== Stored records

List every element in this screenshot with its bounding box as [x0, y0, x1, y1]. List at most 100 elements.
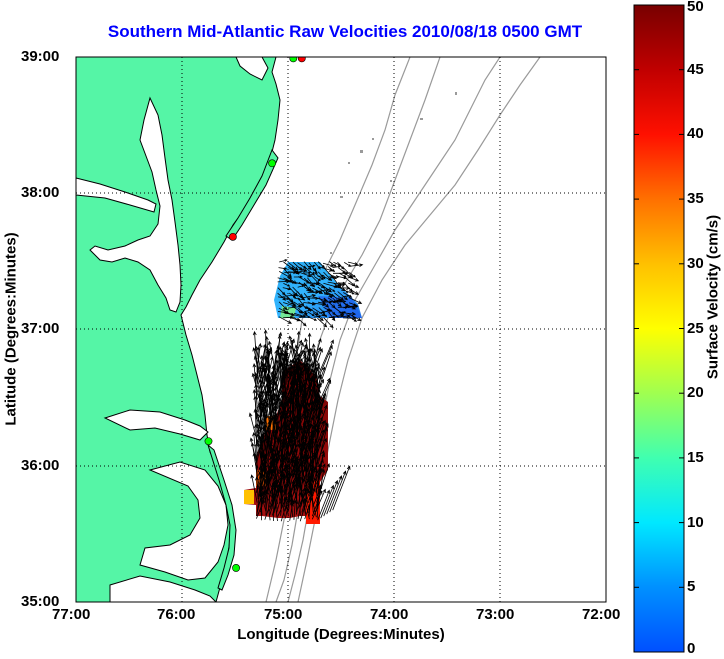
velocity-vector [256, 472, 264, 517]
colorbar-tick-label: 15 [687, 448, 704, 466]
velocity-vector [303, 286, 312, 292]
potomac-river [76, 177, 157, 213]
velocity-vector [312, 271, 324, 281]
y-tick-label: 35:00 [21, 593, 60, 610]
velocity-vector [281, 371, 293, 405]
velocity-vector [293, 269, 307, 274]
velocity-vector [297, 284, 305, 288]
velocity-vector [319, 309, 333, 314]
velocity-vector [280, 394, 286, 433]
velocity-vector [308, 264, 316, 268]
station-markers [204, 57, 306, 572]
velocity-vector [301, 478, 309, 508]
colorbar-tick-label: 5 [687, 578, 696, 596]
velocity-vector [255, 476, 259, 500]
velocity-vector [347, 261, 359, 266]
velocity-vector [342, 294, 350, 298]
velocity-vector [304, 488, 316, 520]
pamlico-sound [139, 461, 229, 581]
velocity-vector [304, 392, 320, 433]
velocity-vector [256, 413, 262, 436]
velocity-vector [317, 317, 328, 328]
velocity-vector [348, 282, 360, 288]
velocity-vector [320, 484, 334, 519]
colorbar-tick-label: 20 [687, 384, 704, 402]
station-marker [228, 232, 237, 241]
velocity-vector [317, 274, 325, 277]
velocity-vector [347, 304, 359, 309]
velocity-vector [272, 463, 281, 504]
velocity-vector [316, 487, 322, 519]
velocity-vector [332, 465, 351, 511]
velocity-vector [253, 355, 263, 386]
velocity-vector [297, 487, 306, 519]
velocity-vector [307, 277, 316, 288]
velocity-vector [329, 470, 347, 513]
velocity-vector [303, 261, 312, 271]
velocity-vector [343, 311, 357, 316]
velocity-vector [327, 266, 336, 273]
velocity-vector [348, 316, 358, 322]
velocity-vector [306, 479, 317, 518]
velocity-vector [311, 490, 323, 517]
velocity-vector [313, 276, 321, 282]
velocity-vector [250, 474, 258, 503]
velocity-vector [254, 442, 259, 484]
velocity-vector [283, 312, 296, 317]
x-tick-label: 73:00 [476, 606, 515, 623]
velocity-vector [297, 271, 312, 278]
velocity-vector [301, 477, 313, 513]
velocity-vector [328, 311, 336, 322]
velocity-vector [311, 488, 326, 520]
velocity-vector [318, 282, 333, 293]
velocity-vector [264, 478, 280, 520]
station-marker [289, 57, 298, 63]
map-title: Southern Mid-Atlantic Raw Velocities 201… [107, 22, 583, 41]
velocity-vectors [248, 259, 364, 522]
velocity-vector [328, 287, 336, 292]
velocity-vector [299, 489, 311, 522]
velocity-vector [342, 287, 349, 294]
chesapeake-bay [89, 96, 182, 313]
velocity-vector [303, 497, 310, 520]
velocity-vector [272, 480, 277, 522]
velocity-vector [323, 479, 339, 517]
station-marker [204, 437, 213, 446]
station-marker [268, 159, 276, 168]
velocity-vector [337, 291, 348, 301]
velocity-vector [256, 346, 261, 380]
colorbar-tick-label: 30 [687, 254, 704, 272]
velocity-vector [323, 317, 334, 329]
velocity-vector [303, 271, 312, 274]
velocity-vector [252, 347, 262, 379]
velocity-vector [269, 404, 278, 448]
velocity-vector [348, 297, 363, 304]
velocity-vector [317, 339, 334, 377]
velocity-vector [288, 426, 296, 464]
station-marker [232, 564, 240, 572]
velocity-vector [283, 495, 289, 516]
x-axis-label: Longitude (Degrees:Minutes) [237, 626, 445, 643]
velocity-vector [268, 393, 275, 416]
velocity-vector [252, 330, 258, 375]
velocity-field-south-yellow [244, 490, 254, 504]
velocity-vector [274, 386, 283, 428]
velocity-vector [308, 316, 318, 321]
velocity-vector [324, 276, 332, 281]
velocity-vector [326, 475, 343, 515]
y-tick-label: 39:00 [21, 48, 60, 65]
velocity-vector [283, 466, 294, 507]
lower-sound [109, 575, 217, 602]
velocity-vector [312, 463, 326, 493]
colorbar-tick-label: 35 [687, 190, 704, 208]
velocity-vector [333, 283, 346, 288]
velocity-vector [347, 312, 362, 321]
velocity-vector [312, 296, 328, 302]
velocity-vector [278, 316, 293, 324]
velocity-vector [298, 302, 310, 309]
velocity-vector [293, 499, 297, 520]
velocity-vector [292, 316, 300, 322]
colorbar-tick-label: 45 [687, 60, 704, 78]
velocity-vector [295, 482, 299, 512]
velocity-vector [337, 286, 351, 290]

====

Edit the rows above by replacing "screenshot" with "image" and leaving everything else unchanged. Omit the pictures from your answer.

**Task result:**
List every element in this image with its bounding box as [x0, y0, x1, y1]. List at most 100 elements.
velocity-vector [256, 472, 264, 517]
colorbar-tick-label: 15 [687, 448, 704, 466]
velocity-vector [303, 286, 312, 292]
potomac-river [76, 177, 157, 213]
velocity-vector [312, 271, 324, 281]
y-tick-label: 35:00 [21, 593, 60, 610]
velocity-vector [281, 371, 293, 405]
velocity-vector [293, 269, 307, 274]
velocity-vector [297, 284, 305, 288]
velocity-vector [319, 309, 333, 314]
velocity-vector [280, 394, 286, 433]
velocity-vector [308, 264, 316, 268]
station-markers [204, 57, 306, 572]
velocity-vector [301, 478, 309, 508]
colorbar-tick-label: 5 [687, 578, 696, 596]
velocity-vector [255, 476, 259, 500]
velocity-vector [347, 261, 359, 266]
velocity-vector [342, 294, 350, 298]
velocity-vector [304, 488, 316, 520]
pamlico-sound [139, 461, 229, 581]
velocity-vector [304, 392, 320, 433]
velocity-vector [256, 413, 262, 436]
velocity-vector [317, 317, 328, 328]
velocity-vector [348, 282, 360, 288]
velocity-vector [320, 484, 334, 519]
colorbar-tick-label: 20 [687, 384, 704, 402]
station-marker [228, 232, 237, 241]
velocity-vector [317, 274, 325, 277]
velocity-vector [347, 304, 359, 309]
velocity-vector [272, 463, 281, 504]
velocity-vector [316, 487, 322, 519]
velocity-vector [332, 465, 351, 511]
velocity-vector [253, 355, 263, 386]
velocity-vector [297, 487, 306, 519]
velocity-vector [307, 277, 316, 288]
velocity-vector [329, 470, 347, 513]
velocity-vector [303, 261, 312, 271]
velocity-vector [343, 311, 357, 316]
velocity-vector [327, 266, 336, 273]
velocity-vector [348, 316, 358, 322]
velocity-vector [306, 479, 317, 518]
velocity-vector [311, 490, 323, 517]
velocity-vector [313, 276, 321, 282]
velocity-vector [250, 474, 258, 503]
velocity-vector [254, 442, 259, 484]
velocity-vector [283, 312, 296, 317]
x-tick-label: 73:00 [476, 606, 515, 623]
velocity-vector [297, 271, 312, 278]
velocity-vector [301, 477, 313, 513]
velocity-vector [328, 311, 336, 322]
velocity-vector [311, 488, 326, 520]
velocity-vector [318, 282, 333, 293]
velocity-vector [264, 478, 280, 520]
station-marker [289, 57, 298, 63]
map-title: Southern Mid-Atlantic Raw Velocities 201… [107, 22, 583, 41]
velocity-vectors [248, 259, 364, 522]
velocity-vector [328, 287, 336, 292]
velocity-vector [299, 489, 311, 522]
velocity-vector [342, 287, 349, 294]
chesapeake-bay [89, 96, 182, 313]
velocity-vector [303, 497, 310, 520]
velocity-vector [272, 480, 277, 522]
velocity-vector [323, 479, 339, 517]
station-marker [204, 437, 213, 446]
station-marker [268, 159, 276, 168]
velocity-vector [337, 291, 348, 301]
velocity-vector [256, 346, 261, 380]
colorbar-tick-label: 30 [687, 254, 704, 272]
velocity-vector [323, 317, 334, 329]
velocity-vector [303, 271, 312, 274]
velocity-vector [252, 347, 262, 379]
velocity-vector [269, 404, 278, 448]
velocity-vector [348, 297, 363, 304]
velocity-vector [317, 339, 334, 377]
velocity-vector [288, 426, 296, 464]
station-marker [232, 564, 240, 572]
velocity-vector [283, 495, 289, 516]
x-axis-label: Longitude (Degrees:Minutes) [237, 626, 445, 643]
velocity-vector [268, 393, 275, 416]
velocity-vector [252, 330, 258, 375]
velocity-field-south-yellow [244, 490, 254, 504]
velocity-vector [274, 386, 283, 428]
velocity-vector [308, 316, 318, 321]
velocity-vector [324, 276, 332, 281]
velocity-vector [326, 475, 343, 515]
y-tick-label: 39:00 [21, 48, 60, 65]
velocity-vector [283, 466, 294, 507]
lower-sound [109, 575, 217, 602]
velocity-vector [312, 463, 326, 493]
colorbar-tick-label: 35 [687, 190, 704, 208]
velocity-vector [333, 283, 346, 288]
velocity-vector [347, 312, 362, 321]
velocity-vector [312, 296, 328, 302]
velocity-vector [278, 316, 293, 324]
velocity-vector [298, 302, 310, 309]
velocity-vector [293, 499, 297, 520]
velocity-vector [292, 316, 300, 322]
colorbar-tick-label: 45 [687, 60, 704, 78]
velocity-vector [295, 482, 299, 512]
velocity-vector [337, 286, 351, 290]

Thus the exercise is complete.